What the task asks: Pick out the lines below with "true" and list them.

** Begin Dataset extract **

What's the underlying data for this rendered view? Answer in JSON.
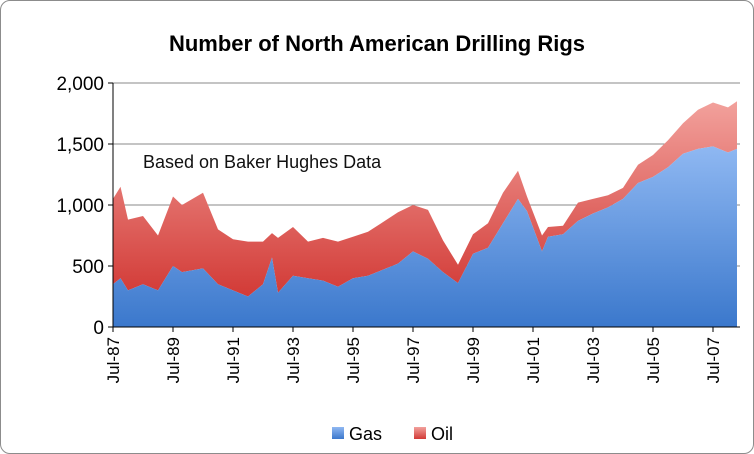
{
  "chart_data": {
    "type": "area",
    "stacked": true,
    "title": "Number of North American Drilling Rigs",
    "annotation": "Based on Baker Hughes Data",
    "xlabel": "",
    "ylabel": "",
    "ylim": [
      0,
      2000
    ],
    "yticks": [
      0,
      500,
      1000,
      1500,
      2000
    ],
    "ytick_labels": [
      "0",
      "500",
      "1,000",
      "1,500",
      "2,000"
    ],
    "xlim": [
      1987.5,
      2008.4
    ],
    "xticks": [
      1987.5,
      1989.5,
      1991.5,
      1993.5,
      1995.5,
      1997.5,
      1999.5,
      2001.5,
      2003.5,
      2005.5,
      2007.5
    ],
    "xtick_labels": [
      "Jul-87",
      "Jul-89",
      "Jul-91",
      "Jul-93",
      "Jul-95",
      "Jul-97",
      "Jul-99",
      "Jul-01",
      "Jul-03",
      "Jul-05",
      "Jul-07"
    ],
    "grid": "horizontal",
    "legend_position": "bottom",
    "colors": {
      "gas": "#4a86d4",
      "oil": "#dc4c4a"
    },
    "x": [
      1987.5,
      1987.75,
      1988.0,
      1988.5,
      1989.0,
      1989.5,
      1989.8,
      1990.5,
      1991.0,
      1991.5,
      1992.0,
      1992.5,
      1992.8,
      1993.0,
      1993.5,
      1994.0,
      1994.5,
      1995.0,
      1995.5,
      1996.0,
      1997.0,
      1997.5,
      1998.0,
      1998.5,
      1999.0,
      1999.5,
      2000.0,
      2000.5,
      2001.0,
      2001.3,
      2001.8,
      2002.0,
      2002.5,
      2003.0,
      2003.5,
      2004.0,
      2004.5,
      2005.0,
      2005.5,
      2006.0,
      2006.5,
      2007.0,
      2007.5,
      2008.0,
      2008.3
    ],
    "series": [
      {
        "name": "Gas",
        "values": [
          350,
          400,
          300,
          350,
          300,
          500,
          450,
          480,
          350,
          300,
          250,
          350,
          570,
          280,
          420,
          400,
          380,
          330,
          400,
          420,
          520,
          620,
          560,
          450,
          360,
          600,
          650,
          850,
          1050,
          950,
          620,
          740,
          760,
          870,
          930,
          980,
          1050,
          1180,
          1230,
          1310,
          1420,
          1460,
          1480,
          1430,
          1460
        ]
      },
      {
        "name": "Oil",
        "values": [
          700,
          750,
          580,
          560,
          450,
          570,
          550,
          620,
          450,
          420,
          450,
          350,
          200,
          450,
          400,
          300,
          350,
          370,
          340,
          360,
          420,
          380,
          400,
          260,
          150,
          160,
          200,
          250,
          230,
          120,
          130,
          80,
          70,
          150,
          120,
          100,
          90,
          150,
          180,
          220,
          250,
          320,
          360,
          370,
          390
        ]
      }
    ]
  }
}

** End Dataset extract **
** Begin Dataset extract **

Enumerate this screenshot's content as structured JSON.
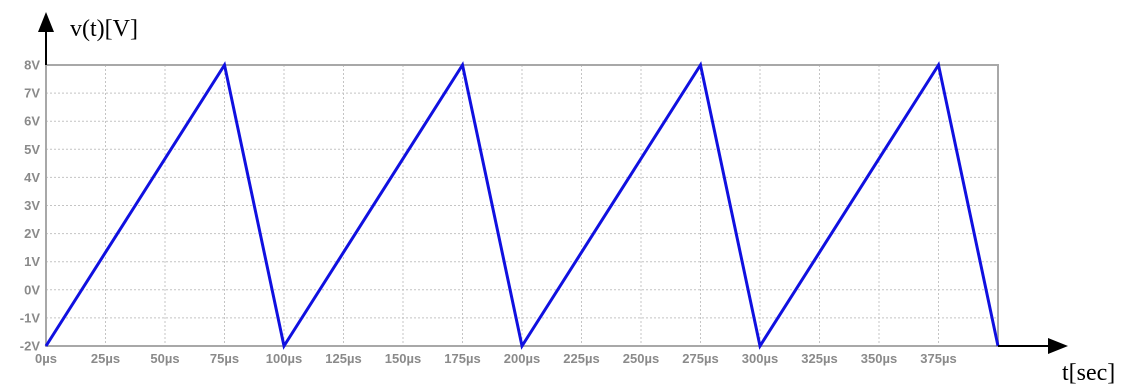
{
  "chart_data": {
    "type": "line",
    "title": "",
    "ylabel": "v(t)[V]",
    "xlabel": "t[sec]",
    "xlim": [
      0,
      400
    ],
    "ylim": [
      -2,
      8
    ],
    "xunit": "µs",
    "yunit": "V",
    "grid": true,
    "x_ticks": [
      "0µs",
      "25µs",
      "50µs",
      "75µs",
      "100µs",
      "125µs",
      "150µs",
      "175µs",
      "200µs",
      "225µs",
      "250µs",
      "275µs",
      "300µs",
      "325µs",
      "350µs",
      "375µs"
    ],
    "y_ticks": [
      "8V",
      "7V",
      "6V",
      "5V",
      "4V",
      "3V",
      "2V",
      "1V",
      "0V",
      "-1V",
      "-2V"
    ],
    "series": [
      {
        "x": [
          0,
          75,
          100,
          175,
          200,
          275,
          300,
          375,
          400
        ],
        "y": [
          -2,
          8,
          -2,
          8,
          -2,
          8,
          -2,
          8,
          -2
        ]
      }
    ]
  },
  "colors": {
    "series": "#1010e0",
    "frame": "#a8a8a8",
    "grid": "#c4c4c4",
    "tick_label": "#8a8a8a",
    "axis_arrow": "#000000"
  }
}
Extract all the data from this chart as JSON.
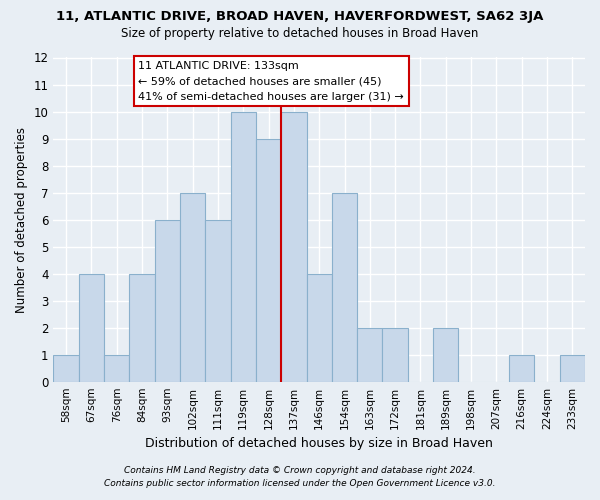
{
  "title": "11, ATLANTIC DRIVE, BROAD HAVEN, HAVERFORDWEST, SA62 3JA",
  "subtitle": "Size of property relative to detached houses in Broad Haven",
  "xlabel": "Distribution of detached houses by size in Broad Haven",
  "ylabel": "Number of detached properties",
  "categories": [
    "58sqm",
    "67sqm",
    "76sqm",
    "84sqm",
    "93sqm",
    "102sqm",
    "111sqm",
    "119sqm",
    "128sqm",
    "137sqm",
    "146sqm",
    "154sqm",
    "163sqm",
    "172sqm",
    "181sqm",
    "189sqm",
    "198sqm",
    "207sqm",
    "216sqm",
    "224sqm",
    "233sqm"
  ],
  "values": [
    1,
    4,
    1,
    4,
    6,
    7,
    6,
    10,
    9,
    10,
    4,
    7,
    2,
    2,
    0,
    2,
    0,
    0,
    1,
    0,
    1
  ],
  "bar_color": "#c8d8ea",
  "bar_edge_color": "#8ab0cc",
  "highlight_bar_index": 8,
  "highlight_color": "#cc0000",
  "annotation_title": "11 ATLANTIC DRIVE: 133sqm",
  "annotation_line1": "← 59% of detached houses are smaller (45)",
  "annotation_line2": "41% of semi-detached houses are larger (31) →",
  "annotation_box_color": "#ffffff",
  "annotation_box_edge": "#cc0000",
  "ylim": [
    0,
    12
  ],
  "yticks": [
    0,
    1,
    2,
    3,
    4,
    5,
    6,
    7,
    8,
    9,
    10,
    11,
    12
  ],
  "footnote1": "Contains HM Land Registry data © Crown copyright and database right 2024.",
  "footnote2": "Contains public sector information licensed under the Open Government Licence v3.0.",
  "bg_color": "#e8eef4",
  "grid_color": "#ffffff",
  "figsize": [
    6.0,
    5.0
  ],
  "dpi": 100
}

** End Dataset extract **
** Begin Dataset extract **

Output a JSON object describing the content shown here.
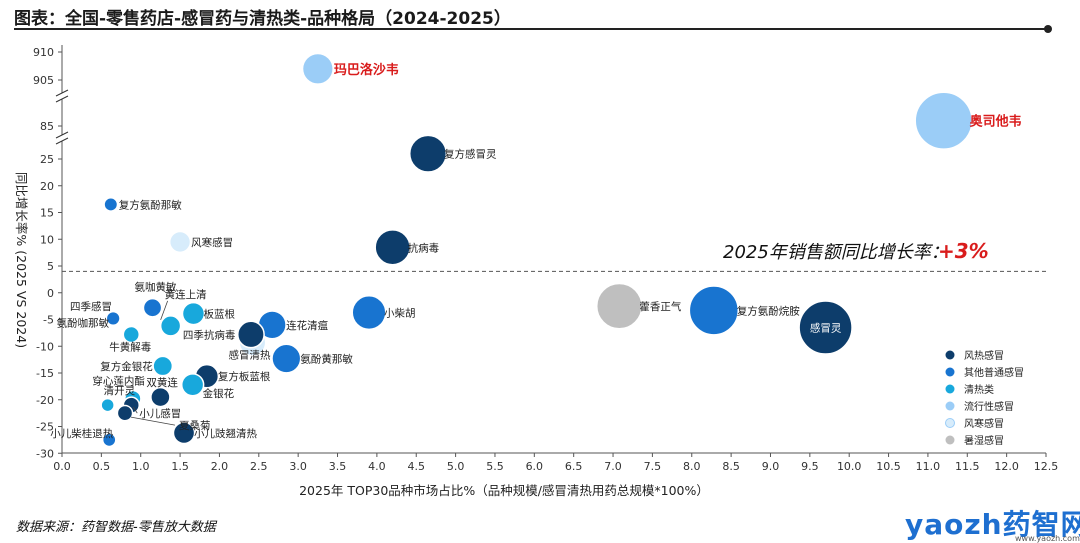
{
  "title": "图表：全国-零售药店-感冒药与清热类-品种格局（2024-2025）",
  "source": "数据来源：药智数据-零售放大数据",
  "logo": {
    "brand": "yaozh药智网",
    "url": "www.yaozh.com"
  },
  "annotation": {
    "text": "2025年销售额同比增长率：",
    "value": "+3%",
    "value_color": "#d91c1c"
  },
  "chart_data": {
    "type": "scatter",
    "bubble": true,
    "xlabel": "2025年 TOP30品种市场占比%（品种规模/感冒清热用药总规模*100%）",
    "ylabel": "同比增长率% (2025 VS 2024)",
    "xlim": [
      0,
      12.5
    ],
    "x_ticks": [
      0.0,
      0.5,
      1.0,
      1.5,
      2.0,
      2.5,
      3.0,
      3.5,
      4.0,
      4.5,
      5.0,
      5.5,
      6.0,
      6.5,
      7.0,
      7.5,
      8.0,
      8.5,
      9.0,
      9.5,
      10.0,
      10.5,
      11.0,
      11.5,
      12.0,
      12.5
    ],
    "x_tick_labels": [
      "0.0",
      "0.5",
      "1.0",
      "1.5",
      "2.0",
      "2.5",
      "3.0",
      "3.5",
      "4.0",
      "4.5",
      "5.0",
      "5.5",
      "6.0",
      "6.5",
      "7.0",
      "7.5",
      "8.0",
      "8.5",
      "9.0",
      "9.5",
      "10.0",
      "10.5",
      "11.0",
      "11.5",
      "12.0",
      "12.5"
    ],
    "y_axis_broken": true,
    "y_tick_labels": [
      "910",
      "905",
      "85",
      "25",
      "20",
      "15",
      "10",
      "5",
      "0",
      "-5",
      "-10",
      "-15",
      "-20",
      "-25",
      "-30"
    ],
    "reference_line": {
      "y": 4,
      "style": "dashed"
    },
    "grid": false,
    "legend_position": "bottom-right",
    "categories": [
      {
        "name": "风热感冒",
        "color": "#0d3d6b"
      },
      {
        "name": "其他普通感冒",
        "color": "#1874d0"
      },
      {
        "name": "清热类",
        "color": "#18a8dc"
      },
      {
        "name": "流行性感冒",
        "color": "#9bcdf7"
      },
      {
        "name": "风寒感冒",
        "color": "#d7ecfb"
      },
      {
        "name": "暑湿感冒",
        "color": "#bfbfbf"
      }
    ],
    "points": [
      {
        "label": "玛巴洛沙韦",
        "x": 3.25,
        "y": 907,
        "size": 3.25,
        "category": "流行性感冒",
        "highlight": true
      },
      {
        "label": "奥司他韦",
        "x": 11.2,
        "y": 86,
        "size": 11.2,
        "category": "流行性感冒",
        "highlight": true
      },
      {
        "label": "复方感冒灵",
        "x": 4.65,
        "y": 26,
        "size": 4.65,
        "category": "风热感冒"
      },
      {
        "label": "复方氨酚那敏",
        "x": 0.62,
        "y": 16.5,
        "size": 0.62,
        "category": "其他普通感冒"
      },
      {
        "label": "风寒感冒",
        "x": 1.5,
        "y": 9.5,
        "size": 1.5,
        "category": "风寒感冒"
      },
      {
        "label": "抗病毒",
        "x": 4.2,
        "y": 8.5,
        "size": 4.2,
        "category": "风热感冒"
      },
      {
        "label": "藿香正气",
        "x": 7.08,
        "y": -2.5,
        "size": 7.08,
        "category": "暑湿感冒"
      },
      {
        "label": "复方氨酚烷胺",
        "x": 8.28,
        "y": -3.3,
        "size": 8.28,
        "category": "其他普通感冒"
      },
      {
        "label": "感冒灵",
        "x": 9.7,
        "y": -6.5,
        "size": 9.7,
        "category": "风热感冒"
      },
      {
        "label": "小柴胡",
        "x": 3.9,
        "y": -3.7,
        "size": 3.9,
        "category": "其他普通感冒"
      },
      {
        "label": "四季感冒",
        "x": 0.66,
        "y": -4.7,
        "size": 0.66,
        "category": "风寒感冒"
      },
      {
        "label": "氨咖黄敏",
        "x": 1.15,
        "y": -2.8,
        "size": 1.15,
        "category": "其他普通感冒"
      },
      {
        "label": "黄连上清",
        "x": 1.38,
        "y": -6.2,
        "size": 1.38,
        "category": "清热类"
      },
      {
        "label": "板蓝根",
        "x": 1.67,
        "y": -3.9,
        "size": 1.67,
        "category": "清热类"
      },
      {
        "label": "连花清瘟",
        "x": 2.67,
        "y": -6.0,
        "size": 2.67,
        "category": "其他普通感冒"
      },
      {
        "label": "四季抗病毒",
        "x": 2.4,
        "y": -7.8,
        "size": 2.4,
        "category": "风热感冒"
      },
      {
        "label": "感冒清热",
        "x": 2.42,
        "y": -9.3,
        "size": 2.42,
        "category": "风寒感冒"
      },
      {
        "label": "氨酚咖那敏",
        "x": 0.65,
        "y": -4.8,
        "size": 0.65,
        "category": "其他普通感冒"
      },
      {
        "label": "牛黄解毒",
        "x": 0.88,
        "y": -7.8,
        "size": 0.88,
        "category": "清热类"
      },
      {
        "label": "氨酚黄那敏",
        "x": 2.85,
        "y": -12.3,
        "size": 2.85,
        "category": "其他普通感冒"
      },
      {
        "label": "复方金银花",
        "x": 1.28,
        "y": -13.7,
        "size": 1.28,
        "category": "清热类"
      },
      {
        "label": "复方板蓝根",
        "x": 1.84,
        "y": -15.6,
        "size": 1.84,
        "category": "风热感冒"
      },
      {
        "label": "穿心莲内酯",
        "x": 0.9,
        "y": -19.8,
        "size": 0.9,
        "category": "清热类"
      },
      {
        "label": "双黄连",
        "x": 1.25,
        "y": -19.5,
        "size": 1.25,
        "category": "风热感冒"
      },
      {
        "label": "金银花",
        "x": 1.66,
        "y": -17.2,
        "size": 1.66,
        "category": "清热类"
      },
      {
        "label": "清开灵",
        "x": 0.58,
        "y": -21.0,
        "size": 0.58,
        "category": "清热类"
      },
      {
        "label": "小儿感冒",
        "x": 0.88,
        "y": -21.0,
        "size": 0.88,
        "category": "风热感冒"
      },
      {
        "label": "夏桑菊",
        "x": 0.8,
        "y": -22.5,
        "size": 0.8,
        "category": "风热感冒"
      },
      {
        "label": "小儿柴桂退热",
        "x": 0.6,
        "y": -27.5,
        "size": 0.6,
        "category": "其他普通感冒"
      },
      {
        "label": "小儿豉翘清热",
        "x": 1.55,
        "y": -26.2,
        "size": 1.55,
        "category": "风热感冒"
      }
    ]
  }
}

** End Dataset extract **

Answer to the exercise:
    "stacked": true,
    "grid": true,
    "bubble": true,
    "y_axis_broken": true,
        "highlight": true
        "highlight": true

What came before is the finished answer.